> Work required:
From the passage on Storm's max spout pending setting, repeat word for word the part that begins at the words "This is a question" and stops after the words "method is called?".

> Passage for review:
================
This is a question regarding how Storm's max spout pending works. I currently have a spout that reads a file and emits a tuple for each line in the file (I know Storm is not the best solution for dealing with files but I do not have a choice for this problem).
I set the topology.max.spout.pending to 50k to throttle how many tuples get into the topology to be processed. However, I see this number not having any effect in the topology. I see all records in a file being emitted every time. My guess is this might be due to a loop I have in the nextTuple() method that emits all records in a file.
My question is: Does Storm just stop calling nextTuple() for the Spout task when topology.max.spout.pending is reached? Does this mean I should only emit one tuple every time the method is called?
Exactly! Storm can only limit your spout with the next command, so if you transmit everything when you receive the first next, there is no way for Storm to throttle your spout.
The Storm developers recommend emitting a single tuple with a single next command. The Storm framework will then throttle your spout as needed to meet the "max spout pending" requirement. If you're emitting a high number of tuples, you can batch your emits to at most a tenth of your max spout pending, to give Storm the chance to throttle.
================
Data records
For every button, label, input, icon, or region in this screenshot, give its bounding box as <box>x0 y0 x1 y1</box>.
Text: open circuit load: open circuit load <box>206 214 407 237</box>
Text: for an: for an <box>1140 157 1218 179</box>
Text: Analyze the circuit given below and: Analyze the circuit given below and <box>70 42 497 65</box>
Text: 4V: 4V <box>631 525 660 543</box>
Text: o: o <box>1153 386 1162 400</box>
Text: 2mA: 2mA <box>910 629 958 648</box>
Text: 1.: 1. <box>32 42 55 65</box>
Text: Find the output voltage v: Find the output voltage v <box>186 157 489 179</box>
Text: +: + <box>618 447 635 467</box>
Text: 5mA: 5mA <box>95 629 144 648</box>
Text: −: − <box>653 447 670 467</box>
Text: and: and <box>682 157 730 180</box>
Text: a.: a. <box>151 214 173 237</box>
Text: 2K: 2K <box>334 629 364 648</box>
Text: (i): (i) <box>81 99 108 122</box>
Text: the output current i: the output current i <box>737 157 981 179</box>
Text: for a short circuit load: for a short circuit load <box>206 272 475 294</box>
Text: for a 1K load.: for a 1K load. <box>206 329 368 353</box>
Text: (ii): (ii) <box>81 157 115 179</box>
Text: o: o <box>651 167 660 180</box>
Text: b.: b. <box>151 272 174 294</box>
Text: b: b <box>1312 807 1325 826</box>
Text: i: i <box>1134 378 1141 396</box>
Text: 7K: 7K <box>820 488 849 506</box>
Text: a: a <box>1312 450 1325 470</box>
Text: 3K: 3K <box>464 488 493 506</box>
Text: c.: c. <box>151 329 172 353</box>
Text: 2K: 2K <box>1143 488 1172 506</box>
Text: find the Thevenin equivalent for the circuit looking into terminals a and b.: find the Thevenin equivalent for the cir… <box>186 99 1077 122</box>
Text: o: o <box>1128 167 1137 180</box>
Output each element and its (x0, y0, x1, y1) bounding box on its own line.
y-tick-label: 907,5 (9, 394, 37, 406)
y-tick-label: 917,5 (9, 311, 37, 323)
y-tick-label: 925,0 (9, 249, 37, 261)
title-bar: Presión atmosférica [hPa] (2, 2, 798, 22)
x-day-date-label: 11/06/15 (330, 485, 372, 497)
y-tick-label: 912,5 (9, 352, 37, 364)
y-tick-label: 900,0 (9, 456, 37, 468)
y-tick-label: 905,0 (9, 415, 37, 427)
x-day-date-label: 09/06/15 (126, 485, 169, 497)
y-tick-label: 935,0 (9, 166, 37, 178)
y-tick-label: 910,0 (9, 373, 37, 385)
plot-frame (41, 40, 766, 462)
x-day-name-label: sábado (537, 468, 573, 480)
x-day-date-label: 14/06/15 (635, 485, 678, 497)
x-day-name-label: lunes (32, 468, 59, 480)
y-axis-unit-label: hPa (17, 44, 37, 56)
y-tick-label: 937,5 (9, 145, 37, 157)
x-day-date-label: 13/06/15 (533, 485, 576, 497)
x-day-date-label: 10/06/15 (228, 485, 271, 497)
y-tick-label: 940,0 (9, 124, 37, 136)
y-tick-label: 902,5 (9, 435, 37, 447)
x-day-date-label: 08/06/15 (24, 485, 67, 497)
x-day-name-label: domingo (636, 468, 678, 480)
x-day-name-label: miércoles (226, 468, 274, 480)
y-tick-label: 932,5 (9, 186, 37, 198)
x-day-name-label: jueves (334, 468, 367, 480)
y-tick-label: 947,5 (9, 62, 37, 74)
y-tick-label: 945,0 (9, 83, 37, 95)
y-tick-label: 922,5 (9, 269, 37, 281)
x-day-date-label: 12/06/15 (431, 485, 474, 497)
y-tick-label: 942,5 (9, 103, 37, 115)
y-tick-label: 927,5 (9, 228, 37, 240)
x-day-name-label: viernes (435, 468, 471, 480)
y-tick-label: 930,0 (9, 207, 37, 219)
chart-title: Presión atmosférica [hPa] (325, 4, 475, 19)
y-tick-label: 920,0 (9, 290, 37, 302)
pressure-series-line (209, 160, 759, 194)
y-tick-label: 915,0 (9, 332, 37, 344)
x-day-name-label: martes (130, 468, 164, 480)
================
> Exercise answer:
This is a question regarding how Storm's max spout pending works. I currently have a spout that reads a file and emits a tuple for each line in the file (I know Storm is not the best solution for dealing with files but I do not have a choice for this problem).
I set the topology.max.spout.pending to 50k to throttle how many tuples get into the topology to be processed. However, I see this number not having any effect in the topology. I see all records in a file being emitted every time. My guess is this might be due to a loop I have in the nextTuple() method that emits all records in a file.
My question is: Does Storm just stop calling nextTuple() for the Spout task when topology.max.spout.pending is reached? Does this mean I should only emit one tuple every time the method is called?